── Extracted entries

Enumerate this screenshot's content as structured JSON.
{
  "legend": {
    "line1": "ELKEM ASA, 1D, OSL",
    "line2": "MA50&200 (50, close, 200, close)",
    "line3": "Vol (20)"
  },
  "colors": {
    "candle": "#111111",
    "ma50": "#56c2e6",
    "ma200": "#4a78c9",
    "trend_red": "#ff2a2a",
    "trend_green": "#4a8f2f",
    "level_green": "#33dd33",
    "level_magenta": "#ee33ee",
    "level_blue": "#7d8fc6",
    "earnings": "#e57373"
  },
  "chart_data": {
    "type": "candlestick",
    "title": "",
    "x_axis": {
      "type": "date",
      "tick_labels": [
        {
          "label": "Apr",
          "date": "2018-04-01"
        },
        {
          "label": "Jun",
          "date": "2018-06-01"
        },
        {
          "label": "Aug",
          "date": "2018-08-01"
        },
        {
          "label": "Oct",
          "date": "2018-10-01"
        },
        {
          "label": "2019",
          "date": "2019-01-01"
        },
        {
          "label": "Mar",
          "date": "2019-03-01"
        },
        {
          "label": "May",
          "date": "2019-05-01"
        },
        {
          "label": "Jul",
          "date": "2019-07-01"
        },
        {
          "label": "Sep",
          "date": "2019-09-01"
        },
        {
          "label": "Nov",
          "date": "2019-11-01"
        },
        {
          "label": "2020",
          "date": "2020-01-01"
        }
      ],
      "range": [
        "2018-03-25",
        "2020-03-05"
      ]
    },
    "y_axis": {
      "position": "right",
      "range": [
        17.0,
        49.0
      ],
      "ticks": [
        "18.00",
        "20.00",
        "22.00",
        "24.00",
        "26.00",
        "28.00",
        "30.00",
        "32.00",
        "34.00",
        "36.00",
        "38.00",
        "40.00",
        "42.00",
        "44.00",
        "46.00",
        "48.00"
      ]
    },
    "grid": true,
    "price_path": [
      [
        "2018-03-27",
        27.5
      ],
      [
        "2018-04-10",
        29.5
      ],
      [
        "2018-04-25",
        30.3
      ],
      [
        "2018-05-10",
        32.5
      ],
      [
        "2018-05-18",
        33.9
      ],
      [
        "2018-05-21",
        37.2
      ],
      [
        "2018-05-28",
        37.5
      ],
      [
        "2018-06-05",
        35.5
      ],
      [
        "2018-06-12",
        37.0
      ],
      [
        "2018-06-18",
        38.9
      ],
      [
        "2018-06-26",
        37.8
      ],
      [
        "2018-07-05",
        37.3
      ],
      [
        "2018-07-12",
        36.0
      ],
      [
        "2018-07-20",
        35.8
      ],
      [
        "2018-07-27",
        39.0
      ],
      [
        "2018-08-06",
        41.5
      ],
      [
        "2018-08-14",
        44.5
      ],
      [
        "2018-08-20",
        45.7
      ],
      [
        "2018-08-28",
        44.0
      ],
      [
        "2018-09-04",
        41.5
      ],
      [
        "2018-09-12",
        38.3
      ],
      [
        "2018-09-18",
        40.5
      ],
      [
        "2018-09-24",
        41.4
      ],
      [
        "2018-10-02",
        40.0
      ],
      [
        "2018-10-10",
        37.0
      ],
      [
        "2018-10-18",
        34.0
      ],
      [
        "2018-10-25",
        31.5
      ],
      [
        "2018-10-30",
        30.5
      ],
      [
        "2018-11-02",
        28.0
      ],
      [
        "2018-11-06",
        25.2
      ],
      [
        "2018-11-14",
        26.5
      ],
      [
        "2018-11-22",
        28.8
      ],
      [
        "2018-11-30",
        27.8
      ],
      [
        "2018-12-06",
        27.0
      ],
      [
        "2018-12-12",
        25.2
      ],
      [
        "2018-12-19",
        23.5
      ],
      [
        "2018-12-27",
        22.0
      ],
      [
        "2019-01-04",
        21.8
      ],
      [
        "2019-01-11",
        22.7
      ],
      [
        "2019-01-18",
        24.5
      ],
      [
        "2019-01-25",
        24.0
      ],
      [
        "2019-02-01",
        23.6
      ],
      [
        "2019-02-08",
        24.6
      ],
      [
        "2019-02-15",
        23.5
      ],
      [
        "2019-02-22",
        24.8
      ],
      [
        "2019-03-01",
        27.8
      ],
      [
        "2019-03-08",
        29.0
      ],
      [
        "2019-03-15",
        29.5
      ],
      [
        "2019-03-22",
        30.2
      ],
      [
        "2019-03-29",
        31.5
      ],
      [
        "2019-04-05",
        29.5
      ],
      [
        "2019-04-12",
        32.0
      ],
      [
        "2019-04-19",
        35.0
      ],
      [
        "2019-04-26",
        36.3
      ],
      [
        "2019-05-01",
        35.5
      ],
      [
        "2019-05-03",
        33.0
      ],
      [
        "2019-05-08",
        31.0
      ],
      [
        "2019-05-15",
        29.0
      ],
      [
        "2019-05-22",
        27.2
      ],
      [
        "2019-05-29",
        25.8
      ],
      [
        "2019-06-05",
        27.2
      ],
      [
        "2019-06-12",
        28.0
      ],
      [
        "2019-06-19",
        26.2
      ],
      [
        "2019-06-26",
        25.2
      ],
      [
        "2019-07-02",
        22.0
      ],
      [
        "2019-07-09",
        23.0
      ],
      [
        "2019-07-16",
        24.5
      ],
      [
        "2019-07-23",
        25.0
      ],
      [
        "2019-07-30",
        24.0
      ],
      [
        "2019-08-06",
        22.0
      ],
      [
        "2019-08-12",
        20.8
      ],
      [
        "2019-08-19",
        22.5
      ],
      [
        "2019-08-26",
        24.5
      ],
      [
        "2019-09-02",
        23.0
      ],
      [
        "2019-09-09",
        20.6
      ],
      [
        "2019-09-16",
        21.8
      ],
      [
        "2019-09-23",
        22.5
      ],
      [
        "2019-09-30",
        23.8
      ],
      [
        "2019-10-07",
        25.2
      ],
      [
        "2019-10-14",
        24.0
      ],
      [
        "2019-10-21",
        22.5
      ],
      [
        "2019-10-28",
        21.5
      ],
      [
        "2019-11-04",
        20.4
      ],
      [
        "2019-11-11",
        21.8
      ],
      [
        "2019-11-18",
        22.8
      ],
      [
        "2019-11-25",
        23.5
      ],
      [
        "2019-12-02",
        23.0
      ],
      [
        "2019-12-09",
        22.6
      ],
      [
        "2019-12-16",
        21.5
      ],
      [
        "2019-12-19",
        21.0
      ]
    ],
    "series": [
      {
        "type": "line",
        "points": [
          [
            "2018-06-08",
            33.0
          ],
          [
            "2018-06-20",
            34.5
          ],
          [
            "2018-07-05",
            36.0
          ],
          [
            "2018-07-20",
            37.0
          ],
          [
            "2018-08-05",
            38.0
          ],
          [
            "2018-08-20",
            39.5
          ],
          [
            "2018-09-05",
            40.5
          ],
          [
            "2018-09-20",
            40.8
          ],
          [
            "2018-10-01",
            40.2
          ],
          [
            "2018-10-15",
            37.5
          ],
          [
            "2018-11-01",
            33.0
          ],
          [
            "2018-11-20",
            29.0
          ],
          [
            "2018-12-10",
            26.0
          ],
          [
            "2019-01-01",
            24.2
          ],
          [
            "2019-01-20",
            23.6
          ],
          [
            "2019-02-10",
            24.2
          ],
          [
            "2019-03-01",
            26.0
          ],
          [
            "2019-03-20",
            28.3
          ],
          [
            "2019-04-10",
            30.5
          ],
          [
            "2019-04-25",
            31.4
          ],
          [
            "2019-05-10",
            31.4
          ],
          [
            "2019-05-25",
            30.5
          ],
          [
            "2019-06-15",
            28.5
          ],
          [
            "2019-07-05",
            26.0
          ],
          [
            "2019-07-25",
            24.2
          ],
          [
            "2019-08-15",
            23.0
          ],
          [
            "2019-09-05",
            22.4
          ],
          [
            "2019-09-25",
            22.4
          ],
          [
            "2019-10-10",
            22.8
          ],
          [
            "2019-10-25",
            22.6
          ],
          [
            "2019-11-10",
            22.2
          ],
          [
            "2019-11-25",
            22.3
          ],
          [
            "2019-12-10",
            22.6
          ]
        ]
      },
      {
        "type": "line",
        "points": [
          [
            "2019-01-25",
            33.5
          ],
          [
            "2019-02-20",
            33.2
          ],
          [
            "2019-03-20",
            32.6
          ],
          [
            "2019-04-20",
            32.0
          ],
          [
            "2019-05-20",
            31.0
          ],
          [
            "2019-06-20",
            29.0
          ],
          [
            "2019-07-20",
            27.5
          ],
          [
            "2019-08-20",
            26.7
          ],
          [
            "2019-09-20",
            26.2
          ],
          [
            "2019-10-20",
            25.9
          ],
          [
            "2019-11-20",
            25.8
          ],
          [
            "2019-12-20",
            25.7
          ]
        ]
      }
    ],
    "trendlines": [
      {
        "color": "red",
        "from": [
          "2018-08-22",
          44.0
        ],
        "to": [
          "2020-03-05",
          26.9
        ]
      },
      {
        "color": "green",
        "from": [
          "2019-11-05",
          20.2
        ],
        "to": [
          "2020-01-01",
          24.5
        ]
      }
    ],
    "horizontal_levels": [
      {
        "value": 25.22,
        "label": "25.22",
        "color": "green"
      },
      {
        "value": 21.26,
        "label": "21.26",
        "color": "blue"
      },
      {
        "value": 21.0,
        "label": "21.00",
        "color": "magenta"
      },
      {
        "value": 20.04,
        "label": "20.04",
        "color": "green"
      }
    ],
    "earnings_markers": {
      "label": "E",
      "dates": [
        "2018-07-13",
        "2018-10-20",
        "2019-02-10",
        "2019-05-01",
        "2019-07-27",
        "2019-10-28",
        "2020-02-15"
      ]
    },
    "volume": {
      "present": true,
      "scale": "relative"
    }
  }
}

────

• [Aim of the task]: Copy out every line in the entries above that holds "type".

• [Answer]:
    "type": "candlestick",
      "type": "date",
        "type": "line",
        "type": "line",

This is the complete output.